TASK REQUIREMENTS: Retype each entry below, keeping every character the same.

Stored data:
* START *

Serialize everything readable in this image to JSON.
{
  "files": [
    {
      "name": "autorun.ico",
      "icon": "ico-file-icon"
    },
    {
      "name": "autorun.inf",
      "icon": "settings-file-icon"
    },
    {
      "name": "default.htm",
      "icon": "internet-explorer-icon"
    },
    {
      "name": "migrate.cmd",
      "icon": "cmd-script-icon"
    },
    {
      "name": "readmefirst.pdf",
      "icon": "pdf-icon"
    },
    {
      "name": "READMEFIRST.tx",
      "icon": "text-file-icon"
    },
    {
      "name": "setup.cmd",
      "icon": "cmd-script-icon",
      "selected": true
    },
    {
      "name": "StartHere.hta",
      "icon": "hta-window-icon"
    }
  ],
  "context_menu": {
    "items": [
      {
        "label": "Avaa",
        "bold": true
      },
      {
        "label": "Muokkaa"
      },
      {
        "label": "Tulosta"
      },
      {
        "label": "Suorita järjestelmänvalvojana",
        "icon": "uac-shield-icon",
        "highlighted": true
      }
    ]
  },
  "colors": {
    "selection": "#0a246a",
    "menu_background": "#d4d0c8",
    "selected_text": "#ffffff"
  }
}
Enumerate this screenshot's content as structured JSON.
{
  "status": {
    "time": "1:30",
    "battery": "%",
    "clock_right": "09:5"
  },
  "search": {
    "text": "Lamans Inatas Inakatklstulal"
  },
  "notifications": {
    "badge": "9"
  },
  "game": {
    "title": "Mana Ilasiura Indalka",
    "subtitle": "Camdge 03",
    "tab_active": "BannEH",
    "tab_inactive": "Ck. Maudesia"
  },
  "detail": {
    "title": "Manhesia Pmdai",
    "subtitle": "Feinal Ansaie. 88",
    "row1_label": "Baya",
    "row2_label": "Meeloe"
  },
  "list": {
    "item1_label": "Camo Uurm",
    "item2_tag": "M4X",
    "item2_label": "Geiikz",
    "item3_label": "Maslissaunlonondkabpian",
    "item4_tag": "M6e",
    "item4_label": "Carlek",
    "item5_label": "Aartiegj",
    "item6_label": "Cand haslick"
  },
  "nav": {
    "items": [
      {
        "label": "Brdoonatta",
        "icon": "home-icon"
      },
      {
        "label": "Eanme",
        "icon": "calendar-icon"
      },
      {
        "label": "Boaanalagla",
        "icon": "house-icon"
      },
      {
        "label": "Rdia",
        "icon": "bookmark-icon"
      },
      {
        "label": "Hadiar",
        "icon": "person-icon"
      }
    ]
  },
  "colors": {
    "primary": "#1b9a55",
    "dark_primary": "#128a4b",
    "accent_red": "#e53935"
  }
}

* END *

SOLVED EXERCISE:
Serialize everything readable in this image to JSON.
{
  "files": [
    {
      "name": "autorun.ico",
      "icon": "ico-file-icon"
    },
    {
      "name": "autorun.inf",
      "icon": "settings-file-icon"
    },
    {
      "name": "default.htm",
      "icon": "internet-explorer-icon"
    },
    {
      "name": "migrate.cmd",
      "icon": "cmd-script-icon"
    },
    {
      "name": "readmefirst.pdf",
      "icon": "pdf-icon"
    },
    {
      "name": "READMEFIRST.tx",
      "icon": "text-file-icon"
    },
    {
      "name": "setup.cmd",
      "icon": "cmd-script-icon",
      "selected": true
    },
    {
      "name": "StartHere.hta",
      "icon": "hta-window-icon"
    }
  ],
  "context_menu": {
    "items": [
      {
        "label": "Avaa",
        "bold": true
      },
      {
        "label": "Muokkaa"
      },
      {
        "label": "Tulosta"
      },
      {
        "label": "Suorita järjestelmänvalvojana",
        "icon": "uac-shield-icon",
        "highlighted": true
      }
    ]
  },
  "colors": {
    "selection": "#0a246a",
    "menu_background": "#d4d0c8",
    "selected_text": "#ffffff"
  }
}
Enumerate this screenshot's content as structured JSON.
{
  "status": {
    "time": "1:30",
    "battery": "%",
    "clock_right": "09:5"
  },
  "search": {
    "text": "Lamans Inatas Inakatklstulal"
  },
  "notifications": {
    "badge": "9"
  },
  "game": {
    "title": "Mana Ilasiura Indalka",
    "subtitle": "Camdge 03",
    "tab_active": "BannEH",
    "tab_inactive": "Ck. Maudesia"
  },
  "detail": {
    "title": "Manhesia Pmdai",
    "subtitle": "Feinal Ansaie. 88",
    "row1_label": "Baya",
    "row2_label": "Meeloe"
  },
  "list": {
    "item1_label": "Camo Uurm",
    "item2_tag": "M4X",
    "item2_label": "Geiikz",
    "item3_label": "Maslissaunlonondkabpian",
    "item4_tag": "M6e",
    "item4_label": "Carlek",
    "item5_label": "Aartiegj",
    "item6_label": "Cand haslick"
  },
  "nav": {
    "items": [
      {
        "label": "Brdoonatta",
        "icon": "home-icon"
      },
      {
        "label": "Eanme",
        "icon": "calendar-icon"
      },
      {
        "label": "Boaanalagla",
        "icon": "house-icon"
      },
      {
        "label": "Rdia",
        "icon": "bookmark-icon"
      },
      {
        "label": "Hadiar",
        "icon": "person-icon"
      }
    ]
  },
  "colors": {
    "primary": "#1b9a55",
    "dark_primary": "#128a4b",
    "accent_red": "#e53935"
  }
}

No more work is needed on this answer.